- _WHAT THE TASK ASKS_
Looking through the listing, how many of its lines hold the word "JSON"? Answer with only the number.

- _GIVEN ENTRIES_
--

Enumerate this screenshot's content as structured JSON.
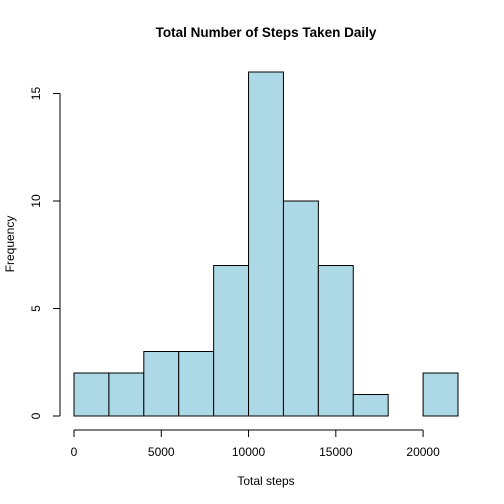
{
  "chart_data": {
    "type": "bar",
    "subtype": "histogram",
    "title": "Total Number of Steps Taken Daily",
    "xlabel": "Total steps",
    "ylabel": "Frequency",
    "bar_color": "#ADD8E6",
    "bar_edge_color": "#000000",
    "bins": [
      {
        "start": 0,
        "end": 2000,
        "count": 2
      },
      {
        "start": 2000,
        "end": 4000,
        "count": 2
      },
      {
        "start": 4000,
        "end": 6000,
        "count": 3
      },
      {
        "start": 6000,
        "end": 8000,
        "count": 3
      },
      {
        "start": 8000,
        "end": 10000,
        "count": 7
      },
      {
        "start": 10000,
        "end": 12000,
        "count": 16
      },
      {
        "start": 12000,
        "end": 14000,
        "count": 10
      },
      {
        "start": 14000,
        "end": 16000,
        "count": 7
      },
      {
        "start": 16000,
        "end": 18000,
        "count": 1
      },
      {
        "start": 18000,
        "end": 20000,
        "count": 0
      },
      {
        "start": 20000,
        "end": 22000,
        "count": 2
      }
    ],
    "xlim": [
      0,
      22000
    ],
    "ylim": [
      0,
      16
    ],
    "x_ticks": [
      0,
      5000,
      10000,
      15000,
      20000
    ],
    "x_tick_labels": [
      "0",
      "5000",
      "10000",
      "15000",
      "20000"
    ],
    "y_ticks": [
      0,
      5,
      10,
      15
    ],
    "y_tick_labels": [
      "0",
      "5",
      "10",
      "15"
    ],
    "grid": false,
    "legend": "none"
  }
}
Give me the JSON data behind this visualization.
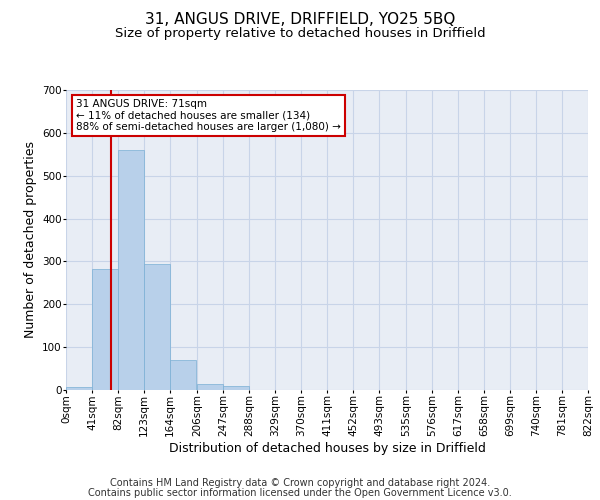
{
  "title1": "31, ANGUS DRIVE, DRIFFIELD, YO25 5BQ",
  "title2": "Size of property relative to detached houses in Driffield",
  "xlabel": "Distribution of detached houses by size in Driffield",
  "ylabel": "Number of detached properties",
  "bin_edges": [
    0,
    41,
    82,
    123,
    164,
    206,
    247,
    288,
    329,
    370,
    411,
    452,
    493,
    535,
    576,
    617,
    658,
    699,
    740,
    781,
    822
  ],
  "bin_labels": [
    "0sqm",
    "41sqm",
    "82sqm",
    "123sqm",
    "164sqm",
    "206sqm",
    "247sqm",
    "288sqm",
    "329sqm",
    "370sqm",
    "411sqm",
    "452sqm",
    "493sqm",
    "535sqm",
    "576sqm",
    "617sqm",
    "658sqm",
    "699sqm",
    "740sqm",
    "781sqm",
    "822sqm"
  ],
  "counts": [
    7,
    283,
    560,
    293,
    70,
    15,
    10,
    0,
    0,
    0,
    0,
    0,
    0,
    0,
    0,
    0,
    0,
    0,
    0,
    0
  ],
  "bar_color": "#b8d0ea",
  "bar_edge_color": "#7aafd4",
  "property_size": 71,
  "vline_color": "#cc0000",
  "annotation_line1": "31 ANGUS DRIVE: 71sqm",
  "annotation_line2": "← 11% of detached houses are smaller (134)",
  "annotation_line3": "88% of semi-detached houses are larger (1,080) →",
  "annotation_box_color": "#ffffff",
  "annotation_box_edge": "#cc0000",
  "ylim": [
    0,
    700
  ],
  "yticks": [
    0,
    100,
    200,
    300,
    400,
    500,
    600,
    700
  ],
  "grid_color": "#c8d4e8",
  "bg_color": "#e8edf5",
  "footer_line1": "Contains HM Land Registry data © Crown copyright and database right 2024.",
  "footer_line2": "Contains public sector information licensed under the Open Government Licence v3.0.",
  "title1_fontsize": 11,
  "title2_fontsize": 9.5,
  "xlabel_fontsize": 9,
  "ylabel_fontsize": 9,
  "footer_fontsize": 7,
  "tick_fontsize": 7.5,
  "annot_fontsize": 7.5
}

--

- _SOLUTION_
2